Can you copy the Goya puzzle post in full, word for word?

Passage given -
= = = = =

Started Sept. 15, completed Dec. 7, this 8000-piece art puzzle by Francisco de Goya ranks within the top few puzzles I've done in terms of difficulty. The very limited color palette, the dominance of muted and dark hues, and the fact that the image on the accompanying box didn't match the colors of the puzzle, made this one especially challenging. On the other hand, the painting's composition, punctuated by the square light-box and white shirt, and then emanating outwards into darker peripheries, made this one a real pleasure 'to watch grow.'

 

*****

 

I thought this might be a good time to provide some context about the painting itself - The Shootings of May 3rd, 1808 - which is very significant both in terms of Spanish art and art history in general. The text below is an excerpt from smarthistory.khanacademy.org/romanticism-in-spain.html:

 

Goya's dark vision

This painting offers an excellent example of the radical stylistic shift that rejects Neo-Classicism. Goya presents us with a dark vision of innocent Spaniards executed by a Napoleonic firing squad. In order to offer an explanation of what this event meant to Goya, we first need to introduce a little history.

 

The Napoleonic Empire

Napoleon Bonaparte, who, in a coup d'etat in 1799 seized control of post-revolutionary France from the weak governing body, the Directory. Napoleon eventually consolidated his power, and with a nod to Charlmagne and the Caesars declared himself Emperor. At the height of his power, Napoleon's empire included France, the low countries (Belgium, Luxembourg, and The Netherlands), Germany, Italy, Spain, and much of north Africa and the Near East. It is, of course, Spain that we need to focus on here.

 

By the end of the 18th century, Goya's talents had been rewarded and he had attained the post of First Painter to the Spanish monarch, King Charles IV. This enviable position was to be short lived, due to the poor judgment of the King. Early in the new century, Charles became convinced that Great Britain, which had previously wrest control of the world's seas from Spain, intended to invade its historical enemy.

= = = = =

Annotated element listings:
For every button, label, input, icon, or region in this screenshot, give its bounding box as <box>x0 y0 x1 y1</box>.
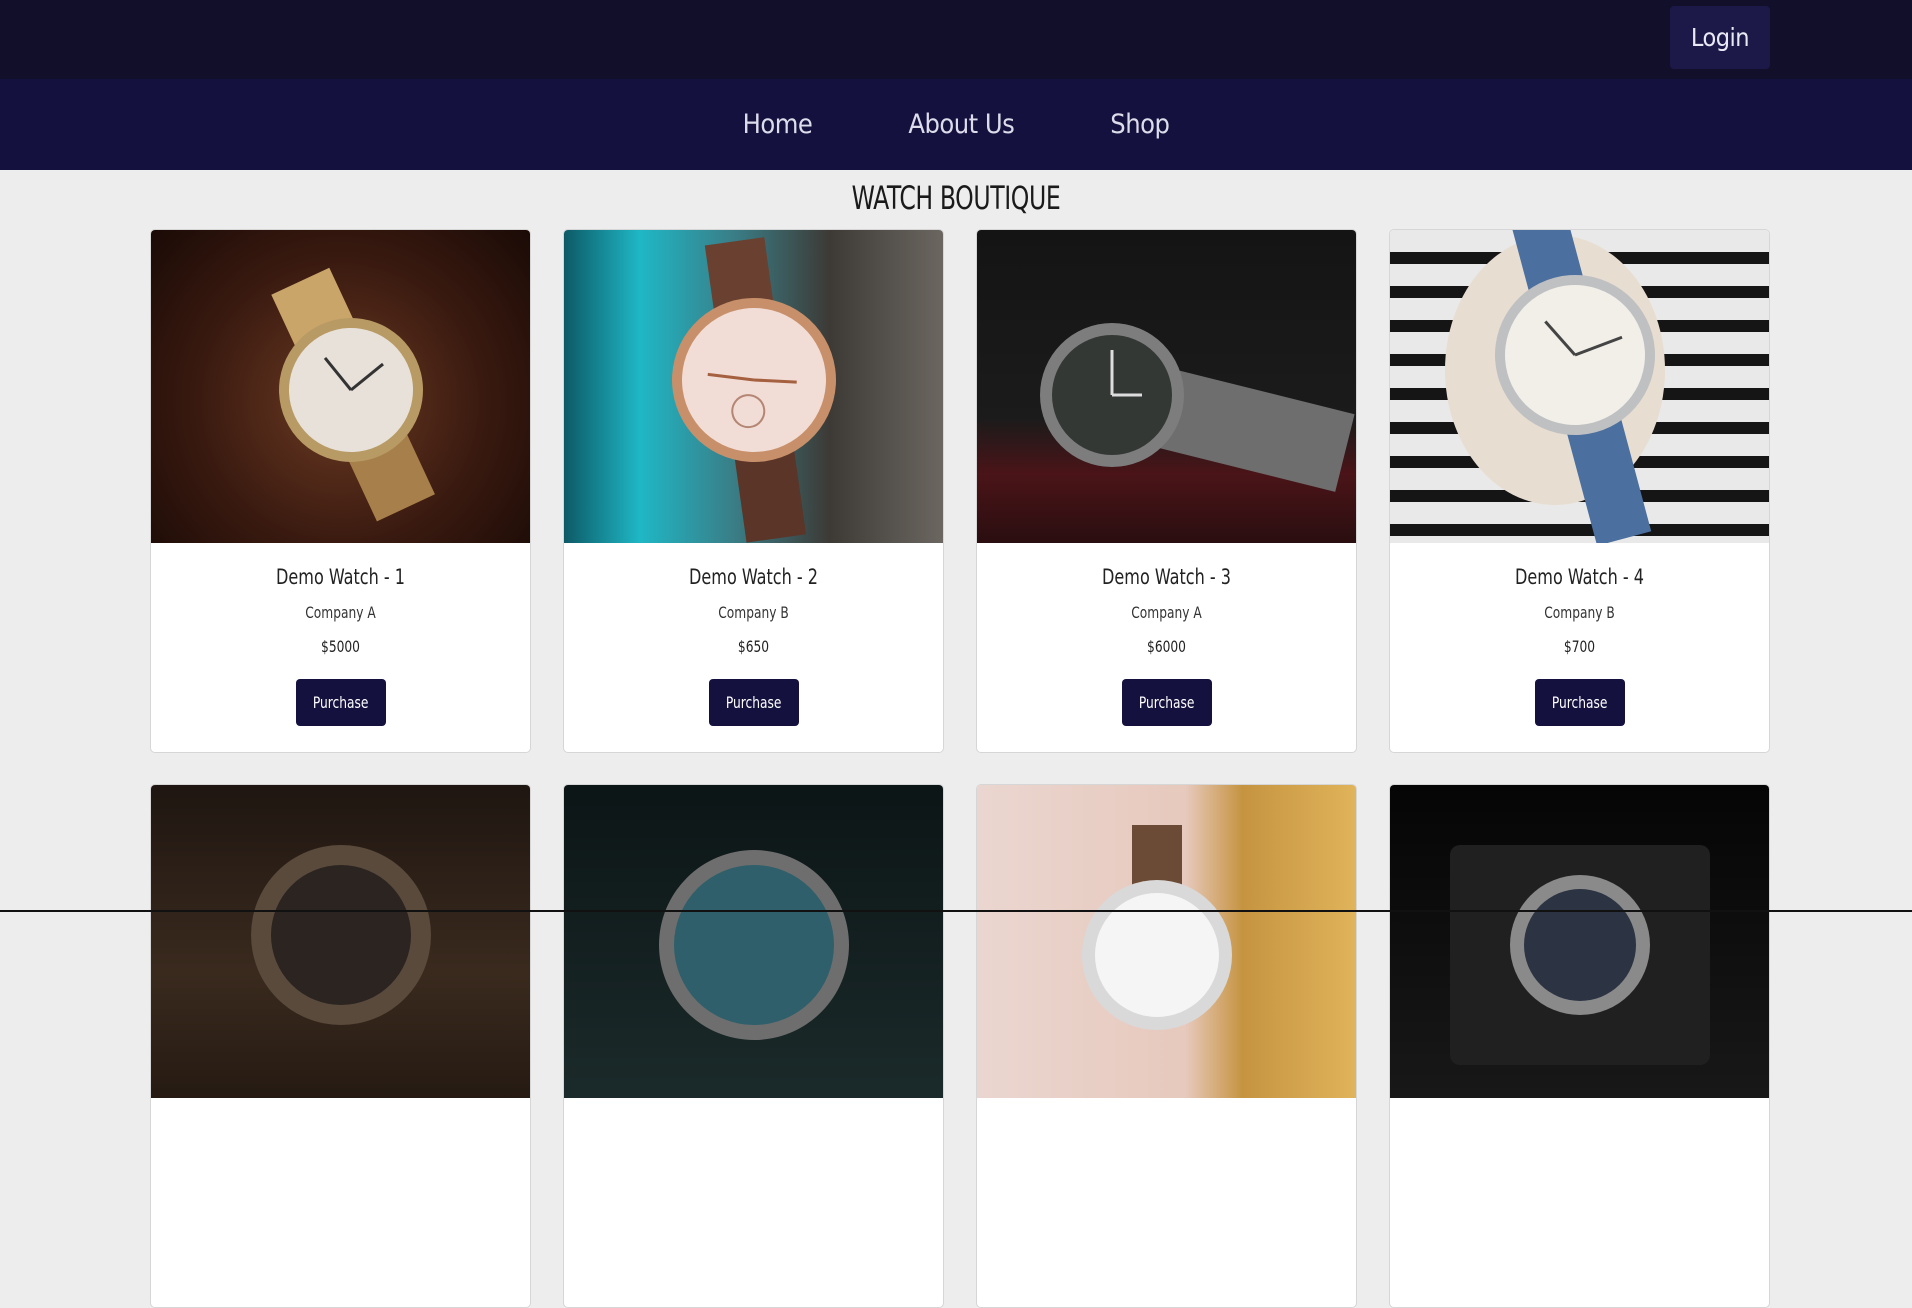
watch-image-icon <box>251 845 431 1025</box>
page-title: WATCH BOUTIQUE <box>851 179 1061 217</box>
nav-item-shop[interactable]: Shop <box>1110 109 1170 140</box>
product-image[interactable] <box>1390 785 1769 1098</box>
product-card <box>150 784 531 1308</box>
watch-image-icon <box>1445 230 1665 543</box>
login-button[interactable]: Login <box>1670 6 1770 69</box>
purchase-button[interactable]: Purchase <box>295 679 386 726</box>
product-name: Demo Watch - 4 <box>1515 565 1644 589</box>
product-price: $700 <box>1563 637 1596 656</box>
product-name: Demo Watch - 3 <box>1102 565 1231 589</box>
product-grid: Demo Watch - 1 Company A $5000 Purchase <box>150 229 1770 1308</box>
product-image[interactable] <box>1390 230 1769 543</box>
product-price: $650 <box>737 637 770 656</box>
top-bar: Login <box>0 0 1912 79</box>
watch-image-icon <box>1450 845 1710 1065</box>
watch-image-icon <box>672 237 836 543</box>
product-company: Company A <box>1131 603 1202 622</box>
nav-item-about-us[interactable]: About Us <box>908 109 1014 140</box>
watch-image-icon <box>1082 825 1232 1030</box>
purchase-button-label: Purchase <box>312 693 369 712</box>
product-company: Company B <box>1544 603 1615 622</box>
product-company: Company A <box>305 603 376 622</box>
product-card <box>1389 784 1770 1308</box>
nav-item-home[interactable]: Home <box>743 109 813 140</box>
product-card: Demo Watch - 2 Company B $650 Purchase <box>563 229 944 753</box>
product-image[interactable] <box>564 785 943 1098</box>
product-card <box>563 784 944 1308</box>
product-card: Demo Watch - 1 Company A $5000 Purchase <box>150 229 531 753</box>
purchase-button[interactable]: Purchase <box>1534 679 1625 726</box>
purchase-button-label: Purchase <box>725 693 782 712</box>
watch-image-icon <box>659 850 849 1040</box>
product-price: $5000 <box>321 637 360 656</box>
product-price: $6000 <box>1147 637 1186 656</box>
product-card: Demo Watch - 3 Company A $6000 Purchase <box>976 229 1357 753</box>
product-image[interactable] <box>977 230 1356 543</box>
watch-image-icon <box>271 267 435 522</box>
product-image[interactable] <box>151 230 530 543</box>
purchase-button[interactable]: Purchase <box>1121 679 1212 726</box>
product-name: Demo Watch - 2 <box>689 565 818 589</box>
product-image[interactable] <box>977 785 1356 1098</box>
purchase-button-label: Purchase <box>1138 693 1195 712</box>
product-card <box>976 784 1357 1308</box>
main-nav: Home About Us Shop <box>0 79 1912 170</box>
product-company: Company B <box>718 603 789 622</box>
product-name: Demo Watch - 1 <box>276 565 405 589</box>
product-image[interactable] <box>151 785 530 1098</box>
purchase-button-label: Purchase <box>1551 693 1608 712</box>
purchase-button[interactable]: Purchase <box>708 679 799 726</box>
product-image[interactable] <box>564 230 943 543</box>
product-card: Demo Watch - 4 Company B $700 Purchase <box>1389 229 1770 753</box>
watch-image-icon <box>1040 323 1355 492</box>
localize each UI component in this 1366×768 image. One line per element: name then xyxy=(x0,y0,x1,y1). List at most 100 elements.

= = = = =

Answer to the problem -
Started Sept. 15, completed Dec. 7, this 8000-piece art puzzle by Francisco de Goya ranks within the top few puzzles I've done in terms of difficulty. The very limited color palette, the dominance of muted and dark hues, and the fact that the image on the accompanying box didn't match the colors of the puzzle, made this one especially challenging. On the other hand, the painting's composition, punctuated by the square light-box and white shirt, and then emanating outwards into darker peripheries, made this one a real pleasure 'to watch grow.'

 

*****

 

I thought this might be a good time to provide some context about the painting itself - The Shootings of May 3rd, 1808 - which is very significant both in terms of Spanish art and art history in general. The text below is an excerpt from smarthistory.khanacademy.org/romanticism-in-spain.html:

 

Goya's dark vision

This painting offers an excellent example of the radical stylistic shift that rejects Neo-Classicism. Goya presents us with a dark vision of innocent Spaniards executed by a Napoleonic firing squad. In order to offer an explanation of what this event meant to Goya, we first need to introduce a little history.

 

The Napoleonic Empire

Napoleon Bonaparte, who, in a coup d'etat in 1799 seized control of post-revolutionary France from the weak governing body, the Directory. Napoleon eventually consolidated his power, and with a nod to Charlmagne and the Caesars declared himself Emperor. At the height of his power, Napoleon's empire included France, the low countries (Belgium, Luxembourg, and The Netherlands), Germany, Italy, Spain, and much of north Africa and the Near East. It is, of course, Spain that we need to focus on here.

 

By the end of the 18th century, Goya's talents had been rewarded and he had attained the post of First Painter to the Spanish monarch, King Charles IV. This enviable position was to be short lived, due to the poor judgment of the King. Early in the new century, Charles became convinced that Great Britain, which had previously wrest control of the world's seas from Spain, intended to invade its historical enemy.